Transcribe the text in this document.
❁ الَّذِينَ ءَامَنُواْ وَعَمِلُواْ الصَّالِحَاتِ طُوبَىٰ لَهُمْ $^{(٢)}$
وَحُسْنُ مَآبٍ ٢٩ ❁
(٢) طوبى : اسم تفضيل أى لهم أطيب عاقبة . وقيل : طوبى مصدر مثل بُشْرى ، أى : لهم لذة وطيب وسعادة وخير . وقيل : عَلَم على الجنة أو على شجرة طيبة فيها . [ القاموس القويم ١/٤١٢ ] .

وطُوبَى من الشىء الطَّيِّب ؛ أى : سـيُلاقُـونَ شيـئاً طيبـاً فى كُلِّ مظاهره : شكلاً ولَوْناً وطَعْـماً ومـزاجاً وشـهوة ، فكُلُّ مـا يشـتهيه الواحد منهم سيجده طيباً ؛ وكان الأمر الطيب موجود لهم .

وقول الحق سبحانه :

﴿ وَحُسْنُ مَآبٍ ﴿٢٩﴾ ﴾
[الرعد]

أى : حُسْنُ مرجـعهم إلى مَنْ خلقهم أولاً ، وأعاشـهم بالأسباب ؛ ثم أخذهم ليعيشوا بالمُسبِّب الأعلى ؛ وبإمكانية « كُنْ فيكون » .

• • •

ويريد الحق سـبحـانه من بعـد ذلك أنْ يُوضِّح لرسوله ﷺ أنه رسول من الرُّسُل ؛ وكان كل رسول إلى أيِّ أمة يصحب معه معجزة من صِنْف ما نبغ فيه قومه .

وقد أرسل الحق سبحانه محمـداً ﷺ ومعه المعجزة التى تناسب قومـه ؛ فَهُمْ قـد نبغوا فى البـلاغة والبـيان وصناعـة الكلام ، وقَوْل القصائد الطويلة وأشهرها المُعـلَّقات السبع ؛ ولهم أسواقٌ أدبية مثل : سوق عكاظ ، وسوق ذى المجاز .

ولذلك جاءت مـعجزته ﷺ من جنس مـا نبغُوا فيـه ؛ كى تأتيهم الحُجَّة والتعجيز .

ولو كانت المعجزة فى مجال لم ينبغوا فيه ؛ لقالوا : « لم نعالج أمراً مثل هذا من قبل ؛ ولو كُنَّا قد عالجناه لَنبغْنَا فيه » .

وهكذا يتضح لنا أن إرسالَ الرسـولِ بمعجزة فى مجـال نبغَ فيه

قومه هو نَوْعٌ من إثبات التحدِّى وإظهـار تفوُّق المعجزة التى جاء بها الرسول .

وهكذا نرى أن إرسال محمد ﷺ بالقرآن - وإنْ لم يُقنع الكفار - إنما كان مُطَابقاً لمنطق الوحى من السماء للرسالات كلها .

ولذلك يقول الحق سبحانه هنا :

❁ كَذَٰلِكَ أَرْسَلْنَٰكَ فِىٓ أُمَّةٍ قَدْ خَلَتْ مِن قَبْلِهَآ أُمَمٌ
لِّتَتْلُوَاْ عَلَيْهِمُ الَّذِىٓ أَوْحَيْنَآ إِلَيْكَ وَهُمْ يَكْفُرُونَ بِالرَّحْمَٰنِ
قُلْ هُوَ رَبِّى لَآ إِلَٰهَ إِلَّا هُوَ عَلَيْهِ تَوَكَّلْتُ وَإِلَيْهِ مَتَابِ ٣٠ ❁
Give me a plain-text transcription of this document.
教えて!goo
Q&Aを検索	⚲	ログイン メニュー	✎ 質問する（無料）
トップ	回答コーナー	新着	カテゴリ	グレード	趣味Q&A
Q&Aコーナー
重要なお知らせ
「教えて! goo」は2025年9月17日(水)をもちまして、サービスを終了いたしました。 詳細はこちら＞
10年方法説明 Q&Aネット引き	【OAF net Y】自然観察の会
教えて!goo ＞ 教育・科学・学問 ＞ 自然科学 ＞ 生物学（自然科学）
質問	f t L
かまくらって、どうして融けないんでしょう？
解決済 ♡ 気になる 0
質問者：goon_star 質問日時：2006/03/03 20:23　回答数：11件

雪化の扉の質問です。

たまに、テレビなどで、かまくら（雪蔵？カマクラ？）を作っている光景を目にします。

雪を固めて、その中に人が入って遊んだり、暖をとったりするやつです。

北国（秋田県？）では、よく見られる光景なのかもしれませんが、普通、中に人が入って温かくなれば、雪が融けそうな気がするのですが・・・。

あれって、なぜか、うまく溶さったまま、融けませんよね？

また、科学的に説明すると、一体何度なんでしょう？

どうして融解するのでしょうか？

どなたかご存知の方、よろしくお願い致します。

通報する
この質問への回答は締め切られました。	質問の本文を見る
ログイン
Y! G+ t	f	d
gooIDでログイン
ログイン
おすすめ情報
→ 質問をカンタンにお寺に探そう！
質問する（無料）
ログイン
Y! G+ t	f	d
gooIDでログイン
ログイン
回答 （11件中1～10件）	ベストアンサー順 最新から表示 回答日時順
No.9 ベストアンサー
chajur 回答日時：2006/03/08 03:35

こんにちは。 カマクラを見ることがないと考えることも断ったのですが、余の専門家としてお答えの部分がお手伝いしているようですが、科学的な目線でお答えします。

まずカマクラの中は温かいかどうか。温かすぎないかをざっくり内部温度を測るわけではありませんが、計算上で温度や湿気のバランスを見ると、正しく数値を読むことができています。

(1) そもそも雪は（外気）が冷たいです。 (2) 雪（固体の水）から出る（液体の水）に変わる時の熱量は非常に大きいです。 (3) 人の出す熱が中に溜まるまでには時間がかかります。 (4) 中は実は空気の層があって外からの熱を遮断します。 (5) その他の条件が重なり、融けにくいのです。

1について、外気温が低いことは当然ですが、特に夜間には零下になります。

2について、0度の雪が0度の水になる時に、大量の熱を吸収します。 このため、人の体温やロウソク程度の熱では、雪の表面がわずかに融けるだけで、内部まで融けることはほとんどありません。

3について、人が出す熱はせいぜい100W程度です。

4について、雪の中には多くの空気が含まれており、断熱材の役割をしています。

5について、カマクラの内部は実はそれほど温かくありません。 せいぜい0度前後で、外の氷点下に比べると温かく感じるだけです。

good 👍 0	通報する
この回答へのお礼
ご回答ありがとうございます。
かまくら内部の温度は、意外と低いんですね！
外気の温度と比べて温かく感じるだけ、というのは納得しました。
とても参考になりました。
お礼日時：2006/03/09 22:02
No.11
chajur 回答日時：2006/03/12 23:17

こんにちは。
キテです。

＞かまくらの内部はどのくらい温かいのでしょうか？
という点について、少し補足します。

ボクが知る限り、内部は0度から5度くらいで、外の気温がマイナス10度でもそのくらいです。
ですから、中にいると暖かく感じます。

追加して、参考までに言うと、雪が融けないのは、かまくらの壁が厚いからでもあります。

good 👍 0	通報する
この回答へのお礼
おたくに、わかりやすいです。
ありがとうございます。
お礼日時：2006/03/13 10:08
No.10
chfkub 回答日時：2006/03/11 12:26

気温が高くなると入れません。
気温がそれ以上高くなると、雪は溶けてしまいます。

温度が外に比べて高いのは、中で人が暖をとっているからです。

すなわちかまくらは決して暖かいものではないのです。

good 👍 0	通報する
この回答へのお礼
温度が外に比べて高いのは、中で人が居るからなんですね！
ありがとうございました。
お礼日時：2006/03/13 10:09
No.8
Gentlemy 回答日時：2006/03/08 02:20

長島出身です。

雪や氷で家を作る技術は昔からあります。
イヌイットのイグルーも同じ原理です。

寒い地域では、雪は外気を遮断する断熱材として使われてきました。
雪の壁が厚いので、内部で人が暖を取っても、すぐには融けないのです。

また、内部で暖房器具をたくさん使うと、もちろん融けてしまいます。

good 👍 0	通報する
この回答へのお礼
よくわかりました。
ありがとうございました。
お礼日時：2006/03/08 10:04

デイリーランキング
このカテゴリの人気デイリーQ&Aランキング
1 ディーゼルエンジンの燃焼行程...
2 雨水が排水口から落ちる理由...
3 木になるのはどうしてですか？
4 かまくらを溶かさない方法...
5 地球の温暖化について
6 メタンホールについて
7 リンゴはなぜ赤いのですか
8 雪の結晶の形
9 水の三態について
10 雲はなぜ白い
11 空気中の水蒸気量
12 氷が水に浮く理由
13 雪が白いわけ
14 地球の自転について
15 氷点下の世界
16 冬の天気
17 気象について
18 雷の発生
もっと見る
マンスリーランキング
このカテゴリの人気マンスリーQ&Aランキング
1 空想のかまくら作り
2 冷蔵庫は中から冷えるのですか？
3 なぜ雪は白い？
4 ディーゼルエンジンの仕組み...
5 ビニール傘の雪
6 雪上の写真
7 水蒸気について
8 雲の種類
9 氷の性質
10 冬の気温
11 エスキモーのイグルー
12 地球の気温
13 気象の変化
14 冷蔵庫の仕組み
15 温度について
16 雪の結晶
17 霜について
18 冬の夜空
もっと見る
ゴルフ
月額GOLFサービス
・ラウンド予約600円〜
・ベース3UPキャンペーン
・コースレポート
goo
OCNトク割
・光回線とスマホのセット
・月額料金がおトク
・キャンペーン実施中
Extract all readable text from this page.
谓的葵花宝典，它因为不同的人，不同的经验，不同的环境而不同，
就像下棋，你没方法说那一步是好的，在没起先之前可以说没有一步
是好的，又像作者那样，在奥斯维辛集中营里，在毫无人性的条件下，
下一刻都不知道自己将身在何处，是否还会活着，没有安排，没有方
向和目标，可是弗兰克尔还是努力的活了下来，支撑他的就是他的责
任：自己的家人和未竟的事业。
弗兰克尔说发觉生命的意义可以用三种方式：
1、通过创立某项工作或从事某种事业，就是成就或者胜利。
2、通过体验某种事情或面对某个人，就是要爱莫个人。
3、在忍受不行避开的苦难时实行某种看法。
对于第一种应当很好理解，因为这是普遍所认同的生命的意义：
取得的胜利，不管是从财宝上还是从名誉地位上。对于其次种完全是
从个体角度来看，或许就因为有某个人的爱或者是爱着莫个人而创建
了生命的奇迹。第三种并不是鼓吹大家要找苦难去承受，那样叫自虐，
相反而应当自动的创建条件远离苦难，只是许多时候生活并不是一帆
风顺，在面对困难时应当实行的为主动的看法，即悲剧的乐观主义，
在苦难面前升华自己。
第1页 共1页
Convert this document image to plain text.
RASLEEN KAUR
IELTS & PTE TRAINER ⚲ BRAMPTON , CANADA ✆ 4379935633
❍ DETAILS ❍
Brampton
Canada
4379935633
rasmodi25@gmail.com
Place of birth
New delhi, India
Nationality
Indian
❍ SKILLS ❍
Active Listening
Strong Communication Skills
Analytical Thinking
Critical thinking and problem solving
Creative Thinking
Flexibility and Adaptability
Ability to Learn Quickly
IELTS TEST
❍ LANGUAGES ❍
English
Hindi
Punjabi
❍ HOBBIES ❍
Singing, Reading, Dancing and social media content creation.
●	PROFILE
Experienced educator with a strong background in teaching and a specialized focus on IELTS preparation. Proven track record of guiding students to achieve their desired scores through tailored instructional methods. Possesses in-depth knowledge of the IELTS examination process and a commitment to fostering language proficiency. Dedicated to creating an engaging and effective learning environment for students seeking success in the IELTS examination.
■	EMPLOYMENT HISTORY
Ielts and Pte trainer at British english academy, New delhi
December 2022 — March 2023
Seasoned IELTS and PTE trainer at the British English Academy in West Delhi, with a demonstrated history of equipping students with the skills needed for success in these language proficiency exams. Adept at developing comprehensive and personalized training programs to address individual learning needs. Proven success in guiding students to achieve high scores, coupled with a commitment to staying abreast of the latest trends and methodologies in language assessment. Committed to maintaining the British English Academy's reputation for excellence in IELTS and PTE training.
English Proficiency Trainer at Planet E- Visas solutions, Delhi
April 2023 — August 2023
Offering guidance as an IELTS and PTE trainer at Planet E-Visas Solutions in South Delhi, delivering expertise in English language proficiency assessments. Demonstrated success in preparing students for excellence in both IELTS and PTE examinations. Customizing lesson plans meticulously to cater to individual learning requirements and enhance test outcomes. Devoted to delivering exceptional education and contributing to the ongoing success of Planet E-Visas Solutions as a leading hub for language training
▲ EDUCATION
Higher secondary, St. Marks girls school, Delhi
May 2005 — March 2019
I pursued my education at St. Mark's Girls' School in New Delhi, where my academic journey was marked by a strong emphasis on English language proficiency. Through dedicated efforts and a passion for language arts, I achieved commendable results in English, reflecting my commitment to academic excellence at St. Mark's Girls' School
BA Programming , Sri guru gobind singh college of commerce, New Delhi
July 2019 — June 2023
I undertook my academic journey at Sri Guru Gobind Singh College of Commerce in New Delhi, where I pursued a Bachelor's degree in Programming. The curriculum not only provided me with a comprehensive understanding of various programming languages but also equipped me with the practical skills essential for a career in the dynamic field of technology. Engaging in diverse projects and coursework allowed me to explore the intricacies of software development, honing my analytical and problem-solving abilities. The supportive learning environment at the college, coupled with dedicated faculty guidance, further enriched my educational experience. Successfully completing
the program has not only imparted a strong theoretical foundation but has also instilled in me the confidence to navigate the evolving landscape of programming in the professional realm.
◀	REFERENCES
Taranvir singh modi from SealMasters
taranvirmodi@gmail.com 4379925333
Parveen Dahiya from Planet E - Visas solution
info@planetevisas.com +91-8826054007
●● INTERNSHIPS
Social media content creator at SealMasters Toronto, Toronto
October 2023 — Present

_ _ _ _ _

- _Requirements_: List all lines in the material containing the string "こんにちは".

- _Written reply_:
こんにちは。 カマクラを見ることがないと考えることも断ったのですが、余の専門家としてお答えの部分がお手伝いしているようですが、科学的な目線でお答えします。
こんにちは。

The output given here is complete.